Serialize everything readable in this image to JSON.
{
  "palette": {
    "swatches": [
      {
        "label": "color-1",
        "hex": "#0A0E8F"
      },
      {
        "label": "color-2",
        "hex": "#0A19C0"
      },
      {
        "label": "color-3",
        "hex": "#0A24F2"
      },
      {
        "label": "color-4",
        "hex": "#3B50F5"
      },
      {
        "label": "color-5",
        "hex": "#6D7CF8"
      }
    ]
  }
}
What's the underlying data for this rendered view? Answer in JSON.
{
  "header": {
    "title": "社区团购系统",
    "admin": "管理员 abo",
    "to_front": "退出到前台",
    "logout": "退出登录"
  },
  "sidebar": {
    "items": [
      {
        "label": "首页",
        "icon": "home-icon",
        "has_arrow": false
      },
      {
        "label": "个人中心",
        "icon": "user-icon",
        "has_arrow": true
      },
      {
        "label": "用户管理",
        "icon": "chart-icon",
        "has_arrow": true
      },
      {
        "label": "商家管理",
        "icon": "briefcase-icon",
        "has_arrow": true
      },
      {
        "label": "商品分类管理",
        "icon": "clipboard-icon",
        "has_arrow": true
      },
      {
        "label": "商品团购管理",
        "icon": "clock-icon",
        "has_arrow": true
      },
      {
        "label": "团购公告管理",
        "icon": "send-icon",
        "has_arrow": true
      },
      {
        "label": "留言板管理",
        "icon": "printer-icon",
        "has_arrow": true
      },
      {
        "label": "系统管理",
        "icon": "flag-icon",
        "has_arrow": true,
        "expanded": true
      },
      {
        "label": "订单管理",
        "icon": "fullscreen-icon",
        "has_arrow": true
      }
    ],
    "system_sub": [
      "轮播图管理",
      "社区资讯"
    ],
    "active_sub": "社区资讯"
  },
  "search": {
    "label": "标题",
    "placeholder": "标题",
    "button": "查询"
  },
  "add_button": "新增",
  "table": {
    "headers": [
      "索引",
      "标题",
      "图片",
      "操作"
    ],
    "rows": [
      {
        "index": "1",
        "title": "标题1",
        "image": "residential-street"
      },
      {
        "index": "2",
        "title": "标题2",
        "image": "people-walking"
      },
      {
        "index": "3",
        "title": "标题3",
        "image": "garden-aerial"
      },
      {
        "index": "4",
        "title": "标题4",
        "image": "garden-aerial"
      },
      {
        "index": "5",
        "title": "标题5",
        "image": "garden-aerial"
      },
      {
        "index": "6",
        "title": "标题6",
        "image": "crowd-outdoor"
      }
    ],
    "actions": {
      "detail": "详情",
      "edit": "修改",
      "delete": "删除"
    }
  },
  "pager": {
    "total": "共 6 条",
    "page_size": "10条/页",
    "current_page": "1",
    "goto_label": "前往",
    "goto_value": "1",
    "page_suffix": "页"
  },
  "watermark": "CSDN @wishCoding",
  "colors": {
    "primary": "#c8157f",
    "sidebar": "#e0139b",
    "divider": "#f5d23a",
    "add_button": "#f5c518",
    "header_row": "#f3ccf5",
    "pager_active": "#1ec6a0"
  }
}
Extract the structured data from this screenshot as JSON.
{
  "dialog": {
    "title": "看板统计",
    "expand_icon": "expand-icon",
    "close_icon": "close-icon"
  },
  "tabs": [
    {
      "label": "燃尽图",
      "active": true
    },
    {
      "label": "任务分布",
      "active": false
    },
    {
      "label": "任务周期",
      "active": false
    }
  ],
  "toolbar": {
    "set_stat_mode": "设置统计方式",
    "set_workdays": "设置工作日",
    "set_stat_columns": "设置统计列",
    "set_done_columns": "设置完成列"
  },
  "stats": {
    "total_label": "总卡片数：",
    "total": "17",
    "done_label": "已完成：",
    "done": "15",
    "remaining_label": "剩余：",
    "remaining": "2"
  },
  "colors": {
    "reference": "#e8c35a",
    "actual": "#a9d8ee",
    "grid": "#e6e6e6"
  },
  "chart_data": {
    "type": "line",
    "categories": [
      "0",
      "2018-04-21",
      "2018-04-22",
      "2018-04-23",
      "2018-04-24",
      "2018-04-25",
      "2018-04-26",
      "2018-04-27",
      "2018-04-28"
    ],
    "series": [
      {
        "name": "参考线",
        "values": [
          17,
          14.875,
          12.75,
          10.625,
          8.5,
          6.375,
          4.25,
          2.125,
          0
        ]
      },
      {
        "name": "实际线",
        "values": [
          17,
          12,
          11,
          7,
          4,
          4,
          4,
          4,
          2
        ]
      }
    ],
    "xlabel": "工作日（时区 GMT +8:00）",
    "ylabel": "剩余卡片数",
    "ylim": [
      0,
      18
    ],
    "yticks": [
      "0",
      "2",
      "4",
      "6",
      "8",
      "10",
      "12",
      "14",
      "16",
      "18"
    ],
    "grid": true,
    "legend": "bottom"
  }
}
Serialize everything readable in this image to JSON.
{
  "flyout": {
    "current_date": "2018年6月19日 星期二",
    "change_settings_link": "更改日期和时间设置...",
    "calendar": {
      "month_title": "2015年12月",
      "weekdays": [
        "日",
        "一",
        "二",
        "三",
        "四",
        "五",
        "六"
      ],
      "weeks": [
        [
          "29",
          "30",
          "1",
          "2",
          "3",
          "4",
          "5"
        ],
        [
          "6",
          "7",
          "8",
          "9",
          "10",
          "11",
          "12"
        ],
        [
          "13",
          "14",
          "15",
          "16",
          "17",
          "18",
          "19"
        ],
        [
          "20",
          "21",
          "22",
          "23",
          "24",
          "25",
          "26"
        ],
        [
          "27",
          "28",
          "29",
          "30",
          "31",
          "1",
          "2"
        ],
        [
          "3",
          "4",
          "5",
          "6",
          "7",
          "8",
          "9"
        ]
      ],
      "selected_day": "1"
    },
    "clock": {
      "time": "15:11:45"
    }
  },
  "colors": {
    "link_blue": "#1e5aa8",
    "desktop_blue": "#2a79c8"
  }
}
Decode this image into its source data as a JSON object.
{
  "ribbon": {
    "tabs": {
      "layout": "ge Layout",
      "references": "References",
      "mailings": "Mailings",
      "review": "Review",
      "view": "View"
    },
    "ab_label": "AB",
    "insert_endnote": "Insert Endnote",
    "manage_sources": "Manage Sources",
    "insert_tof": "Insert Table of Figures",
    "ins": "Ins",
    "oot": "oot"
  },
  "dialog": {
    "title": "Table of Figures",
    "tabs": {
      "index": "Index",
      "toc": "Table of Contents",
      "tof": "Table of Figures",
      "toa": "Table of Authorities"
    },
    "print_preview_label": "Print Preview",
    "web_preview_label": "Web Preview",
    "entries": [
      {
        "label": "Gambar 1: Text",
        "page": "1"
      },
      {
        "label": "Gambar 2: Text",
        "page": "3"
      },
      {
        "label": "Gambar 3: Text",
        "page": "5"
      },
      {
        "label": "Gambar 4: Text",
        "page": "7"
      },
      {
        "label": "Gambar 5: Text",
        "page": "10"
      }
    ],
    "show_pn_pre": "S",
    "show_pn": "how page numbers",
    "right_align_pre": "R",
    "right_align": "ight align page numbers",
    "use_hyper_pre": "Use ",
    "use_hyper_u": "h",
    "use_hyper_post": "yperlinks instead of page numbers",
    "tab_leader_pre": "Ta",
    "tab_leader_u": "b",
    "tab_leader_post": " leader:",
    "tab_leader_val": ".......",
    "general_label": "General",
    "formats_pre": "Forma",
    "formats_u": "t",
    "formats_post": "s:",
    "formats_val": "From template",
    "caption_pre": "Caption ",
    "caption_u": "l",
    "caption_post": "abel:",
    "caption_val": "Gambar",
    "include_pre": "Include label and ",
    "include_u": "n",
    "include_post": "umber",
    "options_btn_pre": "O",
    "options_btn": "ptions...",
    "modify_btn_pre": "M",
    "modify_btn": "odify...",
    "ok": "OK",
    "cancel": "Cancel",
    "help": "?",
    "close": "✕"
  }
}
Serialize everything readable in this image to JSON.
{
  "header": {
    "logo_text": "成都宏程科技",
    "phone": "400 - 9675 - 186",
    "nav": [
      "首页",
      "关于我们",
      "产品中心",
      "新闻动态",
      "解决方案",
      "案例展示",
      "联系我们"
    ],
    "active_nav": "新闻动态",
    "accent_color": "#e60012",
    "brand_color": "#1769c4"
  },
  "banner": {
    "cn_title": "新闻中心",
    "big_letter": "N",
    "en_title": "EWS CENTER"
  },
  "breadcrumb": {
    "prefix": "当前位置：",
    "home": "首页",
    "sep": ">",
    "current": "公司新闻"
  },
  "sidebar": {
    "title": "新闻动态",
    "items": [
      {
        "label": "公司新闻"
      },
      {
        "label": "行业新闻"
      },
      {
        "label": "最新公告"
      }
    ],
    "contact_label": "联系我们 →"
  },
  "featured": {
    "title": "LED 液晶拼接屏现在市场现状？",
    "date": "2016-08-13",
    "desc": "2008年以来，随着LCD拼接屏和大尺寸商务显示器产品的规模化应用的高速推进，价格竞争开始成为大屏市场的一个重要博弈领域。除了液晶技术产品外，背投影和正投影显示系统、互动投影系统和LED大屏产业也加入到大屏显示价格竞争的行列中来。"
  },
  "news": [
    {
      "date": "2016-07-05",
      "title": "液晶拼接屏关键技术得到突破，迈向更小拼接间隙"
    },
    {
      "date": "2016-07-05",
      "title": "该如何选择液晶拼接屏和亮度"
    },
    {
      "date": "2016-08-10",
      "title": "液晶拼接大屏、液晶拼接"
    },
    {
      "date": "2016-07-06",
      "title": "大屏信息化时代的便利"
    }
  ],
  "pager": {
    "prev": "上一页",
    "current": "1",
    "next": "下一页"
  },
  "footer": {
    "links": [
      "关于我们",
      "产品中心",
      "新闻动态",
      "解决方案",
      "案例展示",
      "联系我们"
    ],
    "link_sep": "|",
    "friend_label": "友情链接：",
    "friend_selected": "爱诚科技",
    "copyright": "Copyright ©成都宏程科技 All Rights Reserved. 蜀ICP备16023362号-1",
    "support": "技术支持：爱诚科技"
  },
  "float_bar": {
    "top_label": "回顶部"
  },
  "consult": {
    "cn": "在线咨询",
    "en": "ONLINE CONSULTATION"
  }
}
=======
_WHAT THE TASK ASKS_
Across the data above, how many lines include the word "新闻动态"? Give only the count.

_PROBLEM SOLUTION_
4